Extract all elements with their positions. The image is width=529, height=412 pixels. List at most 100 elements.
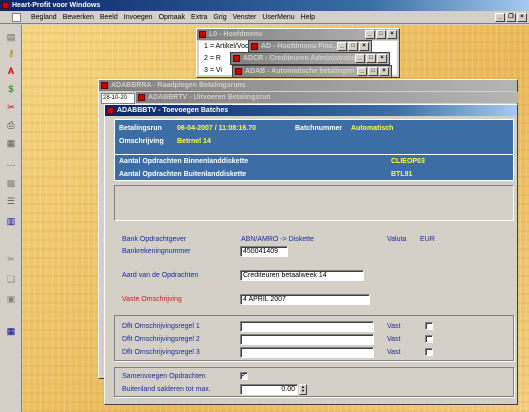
document-icon[interactable] — [12, 13, 21, 22]
omschrijving-value: Betrnel 14 — [177, 138, 211, 145]
menu-beeld[interactable]: Beeld — [97, 12, 121, 23]
app-icon[interactable] — [2, 2, 9, 9]
left-toolbar: ▤ ⚷ A $ ✂ ⎙ ▦ ··· ▩ ☰ ▥ ✂ ❏ ▣ ▦ — [0, 25, 22, 412]
chart-icon[interactable]: ▥ — [4, 215, 18, 227]
database-icon[interactable]: ▦ — [4, 137, 18, 149]
omschrijving-label: Omschrijving — [119, 138, 164, 145]
window-icon[interactable] — [107, 107, 114, 114]
mdi-close-button[interactable]: × — [517, 13, 527, 22]
dflt-regel-1-input[interactable] — [240, 321, 374, 332]
menu-help[interactable]: Help — [298, 12, 318, 23]
hoofdmenu-title: L0 - Hoofdmenu — [209, 31, 263, 38]
key-icon[interactable]: ⚷ — [4, 47, 18, 59]
vaste-omschrijving-input[interactable]: 4 APRIL 2007 — [240, 294, 370, 305]
app-title: Heart-Profit voor Windows — [12, 2, 101, 9]
samenvoegen-label: Samenvoegen Opdrachten — [122, 373, 206, 380]
ad-title-bar[interactable]: AD - Hoofdmenu Fina... _ □ × — [249, 41, 371, 52]
close-button[interactable]: × — [379, 67, 389, 76]
font-icon[interactable]: A — [4, 65, 18, 77]
dflt-regel-3-input[interactable] — [240, 347, 374, 358]
adcr-window[interactable]: ADCR - Crediteuren Administratie _ □ × — [230, 52, 390, 65]
hoofdmenu-item[interactable]: 2 = R — [204, 55, 221, 62]
menu-grid[interactable]: Grig — [210, 12, 229, 23]
window-icon[interactable] — [233, 55, 240, 62]
money-icon[interactable]: $ — [4, 83, 18, 95]
raadplegen-title: ADABBRRA - Raadplegen Betalingsruns — [111, 82, 246, 89]
spinner-icon[interactable]: ▲ ▼ — [299, 384, 307, 395]
binnenland-value: CLIEOP03 — [391, 158, 425, 165]
adab-window[interactable]: ADAB - Automatische betalingen _ □ × — [232, 65, 392, 78]
uitvoeren-title: ADABBRTV - Uitvoeren Betalingsrun — [148, 94, 271, 101]
toevoegen-batches-window[interactable]: ADABBBTV - Toevoegen Batches Betalingsru… — [104, 104, 518, 405]
minimize-button[interactable]: _ — [357, 67, 367, 76]
close-button[interactable]: × — [359, 42, 369, 51]
table-icon[interactable]: ▦ — [4, 325, 18, 337]
batchnummer-label: Batchnummer — [295, 125, 343, 132]
copy-icon[interactable]: ❏ — [4, 273, 18, 285]
window-icon[interactable] — [199, 31, 206, 38]
mdi-minimize-button[interactable]: _ — [495, 13, 505, 22]
minimize-button[interactable]: _ — [365, 30, 375, 39]
menu-bestand[interactable]: Begland — [28, 12, 60, 23]
bank-opdrachtgever-label: Bank Opdrachtgever — [122, 236, 187, 243]
vast-2-label: Vast — [387, 336, 401, 343]
list-icon[interactable]: ☰ — [4, 195, 18, 207]
close-button[interactable]: × — [377, 54, 387, 63]
uitvoeren-title-bar[interactable]: ADABBRTV - Uitvoeren Betalingsrun — [136, 92, 518, 103]
menu-usermenu[interactable]: UserMenu — [259, 12, 297, 23]
aard-opdrachten-input[interactable]: Crediteuren betaalweek 14 — [240, 270, 364, 281]
app-title-bar[interactable]: Heart-Profit voor Windows — [0, 0, 529, 11]
menu-extra[interactable]: Extra — [188, 12, 210, 23]
vast-2-checkbox[interactable] — [425, 335, 433, 343]
bank-opdrachtgever-value: ABN/AMRO -> Diskette — [241, 236, 314, 243]
bankrekeningnummer-label: Bankrekeningnummer — [122, 248, 191, 255]
buitenland-value: BTL91 — [391, 171, 413, 178]
scissors-tool-icon[interactable]: ✂ — [4, 101, 18, 113]
close-button[interactable]: × — [387, 30, 397, 39]
adcr-title: ADCR - Crediteuren Administratie — [243, 55, 356, 62]
batch-header-panel: Betalingsrun 06-04-2007 / 11:08:16.70 Ba… — [114, 119, 514, 181]
betalingsrun-value: 06-04-2007 / 11:08:16.70 — [177, 125, 257, 132]
buitenland-label: Aantal Opdrachten Buitenlanddiskette — [119, 171, 247, 178]
vast-1-label: Vast — [387, 323, 401, 330]
adab-title-bar[interactable]: ADAB - Automatische betalingen _ □ × — [233, 66, 391, 77]
vast-3-checkbox[interactable] — [425, 348, 433, 356]
grid-icon[interactable]: ▩ — [4, 177, 18, 189]
dflt-regel-1-label: Dflt Omschrijvingsregel 1 — [122, 323, 200, 330]
maximize-button[interactable]: □ — [348, 42, 358, 51]
menu-bewerken[interactable]: Bewerken — [60, 12, 97, 23]
maximize-button[interactable]: □ — [376, 30, 386, 39]
buitenland-salderen-input[interactable]: 0.00 — [240, 384, 298, 395]
hoofdmenu-item[interactable]: 1 = Artikel/Voo — [204, 43, 249, 50]
samenvoegen-checkbox[interactable]: ✓ — [240, 372, 248, 380]
cut-icon[interactable]: ✂ — [4, 253, 18, 265]
paste-icon[interactable]: ▣ — [4, 293, 18, 305]
dflt-regel-2-input[interactable] — [240, 334, 374, 345]
vast-1-checkbox[interactable] — [425, 322, 433, 330]
minimize-button[interactable]: _ — [337, 42, 347, 51]
toevoegen-title-bar[interactable]: ADABBBTV - Toevoegen Batches — [105, 105, 517, 116]
maximize-button[interactable]: □ — [368, 67, 378, 76]
valuta-value: EUR — [420, 236, 435, 243]
maximize-button[interactable]: □ — [366, 54, 376, 63]
adcr-title-bar[interactable]: ADCR - Crediteuren Administratie _ □ × — [231, 53, 389, 64]
mdi-restore-button[interactable]: ❐ — [506, 13, 516, 22]
menu-invoegen[interactable]: Invoegen — [121, 12, 156, 23]
minimize-button[interactable]: _ — [355, 54, 365, 63]
bankrekeningnummer-input[interactable]: 450041409 — [240, 246, 288, 257]
hoofdmenu-item[interactable]: 3 = Vi — [204, 67, 222, 74]
window-icon[interactable] — [235, 68, 242, 75]
window-icon[interactable] — [138, 94, 145, 101]
raadplegen-title-bar[interactable]: ADABBRRA - Raadplegen Betalingsruns — [99, 80, 517, 91]
batchnummer-value: Automatisch — [351, 125, 394, 132]
hoofdmenu-title-bar[interactable]: L0 - Hoofdmenu _ □ × — [197, 29, 399, 40]
printer-icon[interactable]: ⎙ — [4, 119, 18, 131]
vast-3-label: Vast — [387, 349, 401, 356]
window-icon[interactable] — [251, 43, 258, 50]
window-icon[interactable]: ▤ — [4, 31, 18, 43]
window-icon[interactable] — [101, 82, 108, 89]
dflt-regel-3-label: Dflt Omschrijvingsregel 3 — [122, 349, 200, 356]
menu-venster[interactable]: Venster — [230, 12, 260, 23]
dots-icon[interactable]: ··· — [4, 159, 18, 171]
menu-opmaak[interactable]: Opmaak — [156, 12, 188, 23]
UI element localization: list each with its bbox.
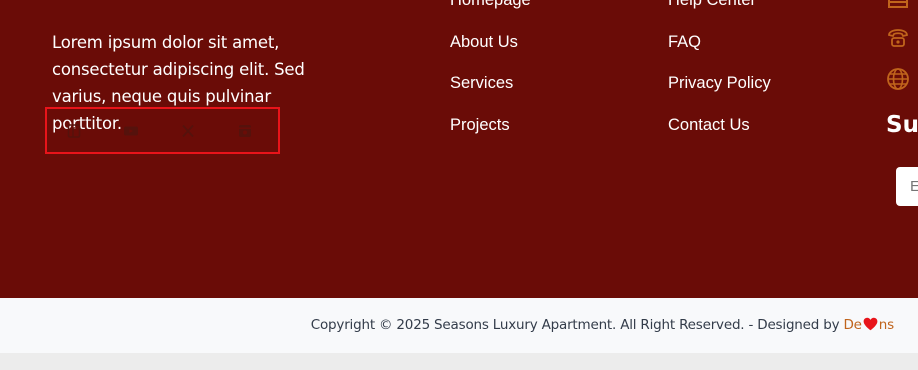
footer-link-contact-us[interactable]: Contact Us xyxy=(668,113,771,155)
support-links: Help Center FAQ Privacy Policy Contact U… xyxy=(668,0,771,154)
page-bottom-edge xyxy=(0,353,918,370)
footer-link-about-us[interactable]: About Us xyxy=(450,30,531,72)
footer-main: Lorem ipsum dolor sit amet, consectetur … xyxy=(0,0,918,298)
footer-link-projects[interactable]: Projects xyxy=(450,113,531,155)
youtube-icon[interactable] xyxy=(123,123,139,139)
footer-link-help-center[interactable]: Help Center xyxy=(668,0,771,30)
instagram-icon[interactable] xyxy=(237,123,253,139)
subscribe-email-input[interactable] xyxy=(896,167,918,206)
map-marker-icon xyxy=(886,0,910,14)
quick-links: Homepage About Us Services Projects xyxy=(450,0,531,154)
designer-link[interactable]: De ns xyxy=(843,317,894,333)
footer-link-homepage[interactable]: Homepage xyxy=(450,0,531,30)
heart-icon xyxy=(863,317,878,335)
globe-icon xyxy=(886,67,910,91)
designer-brand-end: ns xyxy=(878,317,894,333)
designer-brand-start: De xyxy=(843,317,862,333)
copyright-bar: Copyright © 2025 Seasons Luxury Apartmen… xyxy=(0,298,918,353)
copyright-label: Copyright © 2025 Seasons Luxury Apartmen… xyxy=(310,317,844,333)
footer-link-faq[interactable]: FAQ xyxy=(668,30,771,72)
subscribe-title: Subscribe xyxy=(886,112,918,138)
footer-link-services[interactable]: Services xyxy=(450,71,531,113)
social-links xyxy=(45,107,280,154)
x-icon[interactable] xyxy=(180,123,196,139)
copyright-text: Copyright © 2025 Seasons Luxury Apartmen… xyxy=(311,317,894,335)
footer-link-privacy-policy[interactable]: Privacy Policy xyxy=(668,71,771,113)
facebook-icon[interactable] xyxy=(66,123,82,139)
phone-icon xyxy=(886,26,910,50)
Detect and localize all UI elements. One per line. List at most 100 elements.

------------------------

Task details
Please copy the lines of the listing above verbatim, from the line containing "footer-link-contact-us[interactable]: Contact Us" through the line containing "youtube-icon[interactable] xyxy=(123,123,139,139)".

Exercise answer
footer-link-contact-us[interactable]: Contact Us xyxy=(668,113,771,155)
support-links: Help Center FAQ Privacy Policy Contact U… xyxy=(668,0,771,154)
page-bottom-edge xyxy=(0,353,918,370)
footer-link-about-us[interactable]: About Us xyxy=(450,30,531,72)
footer-main: Lorem ipsum dolor sit amet, consectetur … xyxy=(0,0,918,298)
footer-link-projects[interactable]: Projects xyxy=(450,113,531,155)
youtube-icon[interactable] xyxy=(123,123,139,139)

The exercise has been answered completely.